Task directions →
Write out each line of the listing below with every character unchanged.

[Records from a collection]
++++

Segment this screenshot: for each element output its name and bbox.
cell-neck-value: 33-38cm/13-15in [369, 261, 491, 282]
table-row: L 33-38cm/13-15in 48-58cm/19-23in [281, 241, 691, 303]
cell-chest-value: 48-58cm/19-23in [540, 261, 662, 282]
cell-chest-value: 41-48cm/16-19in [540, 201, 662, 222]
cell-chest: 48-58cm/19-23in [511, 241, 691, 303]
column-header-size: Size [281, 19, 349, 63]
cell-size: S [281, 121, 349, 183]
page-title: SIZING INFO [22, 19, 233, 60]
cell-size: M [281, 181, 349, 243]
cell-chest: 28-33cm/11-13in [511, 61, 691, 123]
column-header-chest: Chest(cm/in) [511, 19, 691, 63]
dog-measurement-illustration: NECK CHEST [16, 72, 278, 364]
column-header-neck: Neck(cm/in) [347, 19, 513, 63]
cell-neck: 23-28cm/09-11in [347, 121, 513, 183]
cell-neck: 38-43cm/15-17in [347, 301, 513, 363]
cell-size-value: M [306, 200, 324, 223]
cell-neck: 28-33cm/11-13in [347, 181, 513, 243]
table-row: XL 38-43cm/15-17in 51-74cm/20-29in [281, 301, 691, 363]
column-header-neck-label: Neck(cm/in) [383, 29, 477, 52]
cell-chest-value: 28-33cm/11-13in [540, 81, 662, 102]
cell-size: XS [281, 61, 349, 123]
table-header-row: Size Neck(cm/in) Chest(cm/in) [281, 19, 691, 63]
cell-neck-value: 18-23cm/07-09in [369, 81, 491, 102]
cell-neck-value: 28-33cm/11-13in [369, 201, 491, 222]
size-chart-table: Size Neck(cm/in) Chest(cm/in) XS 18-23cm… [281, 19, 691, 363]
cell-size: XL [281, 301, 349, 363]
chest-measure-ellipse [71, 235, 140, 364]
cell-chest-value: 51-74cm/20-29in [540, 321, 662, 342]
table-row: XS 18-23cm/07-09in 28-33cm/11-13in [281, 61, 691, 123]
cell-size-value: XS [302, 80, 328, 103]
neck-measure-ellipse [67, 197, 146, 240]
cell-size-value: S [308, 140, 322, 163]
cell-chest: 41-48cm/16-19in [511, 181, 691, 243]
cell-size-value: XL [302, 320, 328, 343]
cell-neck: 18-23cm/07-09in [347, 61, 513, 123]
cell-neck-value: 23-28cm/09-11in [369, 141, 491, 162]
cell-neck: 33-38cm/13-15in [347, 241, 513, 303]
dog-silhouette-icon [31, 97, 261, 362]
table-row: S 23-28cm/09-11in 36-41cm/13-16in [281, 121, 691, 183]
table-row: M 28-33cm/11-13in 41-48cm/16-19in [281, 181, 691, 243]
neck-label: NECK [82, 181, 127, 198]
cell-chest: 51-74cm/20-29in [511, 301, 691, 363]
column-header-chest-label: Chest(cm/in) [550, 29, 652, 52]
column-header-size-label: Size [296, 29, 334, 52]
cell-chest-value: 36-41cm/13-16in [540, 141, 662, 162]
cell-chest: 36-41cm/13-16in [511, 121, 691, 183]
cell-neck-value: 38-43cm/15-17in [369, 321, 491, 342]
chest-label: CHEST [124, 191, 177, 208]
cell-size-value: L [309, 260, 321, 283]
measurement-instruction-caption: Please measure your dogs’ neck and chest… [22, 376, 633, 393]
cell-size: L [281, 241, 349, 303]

++++

Answer in full →
Segment this screenshot: for each element output its name and bbox.
cell-neck-value: 33-38cm/13-15in [369, 261, 491, 282]
table-row: L 33-38cm/13-15in 48-58cm/19-23in [281, 241, 691, 303]
cell-chest-value: 48-58cm/19-23in [540, 261, 662, 282]
cell-chest-value: 41-48cm/16-19in [540, 201, 662, 222]
cell-chest: 48-58cm/19-23in [511, 241, 691, 303]
column-header-size: Size [281, 19, 349, 63]
cell-size: S [281, 121, 349, 183]
page-title: SIZING INFO [22, 19, 233, 60]
cell-size: M [281, 181, 349, 243]
cell-chest: 28-33cm/11-13in [511, 61, 691, 123]
column-header-chest: Chest(cm/in) [511, 19, 691, 63]
dog-measurement-illustration: NECK CHEST [16, 72, 278, 364]
column-header-neck: Neck(cm/in) [347, 19, 513, 63]
cell-neck: 23-28cm/09-11in [347, 121, 513, 183]
cell-neck: 38-43cm/15-17in [347, 301, 513, 363]
cell-size-value: M [306, 200, 324, 223]
cell-neck: 28-33cm/11-13in [347, 181, 513, 243]
table-row: XL 38-43cm/15-17in 51-74cm/20-29in [281, 301, 691, 363]
column-header-neck-label: Neck(cm/in) [383, 29, 477, 52]
cell-chest-value: 28-33cm/11-13in [540, 81, 662, 102]
cell-size: XS [281, 61, 349, 123]
table-header-row: Size Neck(cm/in) Chest(cm/in) [281, 19, 691, 63]
cell-neck-value: 18-23cm/07-09in [369, 81, 491, 102]
cell-neck-value: 28-33cm/11-13in [369, 201, 491, 222]
size-chart-table: Size Neck(cm/in) Chest(cm/in) XS 18-23cm… [281, 19, 691, 363]
cell-size: XL [281, 301, 349, 363]
chest-measure-ellipse [71, 235, 140, 364]
cell-chest-value: 51-74cm/20-29in [540, 321, 662, 342]
table-row: XS 18-23cm/07-09in 28-33cm/11-13in [281, 61, 691, 123]
cell-size-value: XS [302, 80, 328, 103]
neck-measure-ellipse [67, 197, 146, 240]
cell-size-value: S [308, 140, 322, 163]
cell-chest: 41-48cm/16-19in [511, 181, 691, 243]
cell-size-value: XL [302, 320, 328, 343]
cell-neck: 18-23cm/07-09in [347, 61, 513, 123]
cell-neck-value: 23-28cm/09-11in [369, 141, 491, 162]
cell-neck: 33-38cm/13-15in [347, 241, 513, 303]
dog-silhouette-icon [31, 97, 261, 362]
table-row: S 23-28cm/09-11in 36-41cm/13-16in [281, 121, 691, 183]
table-row: M 28-33cm/11-13in 41-48cm/16-19in [281, 181, 691, 243]
neck-label: NECK [82, 181, 127, 198]
cell-chest: 51-74cm/20-29in [511, 301, 691, 363]
column-header-chest-label: Chest(cm/in) [550, 29, 652, 52]
column-header-size-label: Size [296, 29, 334, 52]
cell-chest-value: 36-41cm/13-16in [540, 141, 662, 162]
cell-chest: 36-41cm/13-16in [511, 121, 691, 183]
cell-neck-value: 38-43cm/15-17in [369, 321, 491, 342]
chest-label: CHEST [124, 191, 177, 208]
cell-size-value: L [309, 260, 321, 283]
measurement-instruction-caption: Please measure your dogs’ neck and chest… [22, 376, 633, 393]
cell-size: L [281, 241, 349, 303]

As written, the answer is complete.